- AIM OF THE TASK
Reply with nothing except the number of lines that contain the word "多绳摩擦式提升机".

- AVAILABLE RECORDS
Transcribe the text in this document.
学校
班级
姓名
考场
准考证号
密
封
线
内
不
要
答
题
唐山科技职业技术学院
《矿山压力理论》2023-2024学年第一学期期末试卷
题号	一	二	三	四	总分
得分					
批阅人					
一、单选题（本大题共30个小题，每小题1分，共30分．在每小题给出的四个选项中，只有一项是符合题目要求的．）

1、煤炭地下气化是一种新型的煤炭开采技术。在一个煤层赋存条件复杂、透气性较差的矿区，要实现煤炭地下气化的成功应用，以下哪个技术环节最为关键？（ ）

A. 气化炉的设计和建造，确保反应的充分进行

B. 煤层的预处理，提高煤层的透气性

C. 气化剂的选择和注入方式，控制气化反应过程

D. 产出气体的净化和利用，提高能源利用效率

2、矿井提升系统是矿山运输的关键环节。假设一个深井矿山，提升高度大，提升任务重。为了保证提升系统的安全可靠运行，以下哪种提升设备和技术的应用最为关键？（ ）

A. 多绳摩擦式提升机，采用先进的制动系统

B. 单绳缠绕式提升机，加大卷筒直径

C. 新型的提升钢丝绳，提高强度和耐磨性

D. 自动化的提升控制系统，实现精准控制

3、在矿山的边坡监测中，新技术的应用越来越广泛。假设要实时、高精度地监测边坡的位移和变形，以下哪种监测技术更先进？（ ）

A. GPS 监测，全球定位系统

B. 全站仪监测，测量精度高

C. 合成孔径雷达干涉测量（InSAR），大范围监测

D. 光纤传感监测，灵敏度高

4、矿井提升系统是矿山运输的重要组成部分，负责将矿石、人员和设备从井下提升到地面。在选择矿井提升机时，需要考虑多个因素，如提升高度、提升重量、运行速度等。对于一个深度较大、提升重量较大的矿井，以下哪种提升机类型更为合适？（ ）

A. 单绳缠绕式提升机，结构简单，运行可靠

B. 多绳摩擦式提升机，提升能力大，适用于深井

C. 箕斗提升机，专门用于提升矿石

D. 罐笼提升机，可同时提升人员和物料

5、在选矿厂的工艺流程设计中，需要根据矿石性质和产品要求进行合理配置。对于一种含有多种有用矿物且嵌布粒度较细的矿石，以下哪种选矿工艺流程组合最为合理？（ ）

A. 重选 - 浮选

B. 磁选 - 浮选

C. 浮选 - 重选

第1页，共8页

- OUTPUT FOR THIS EXERCISE
2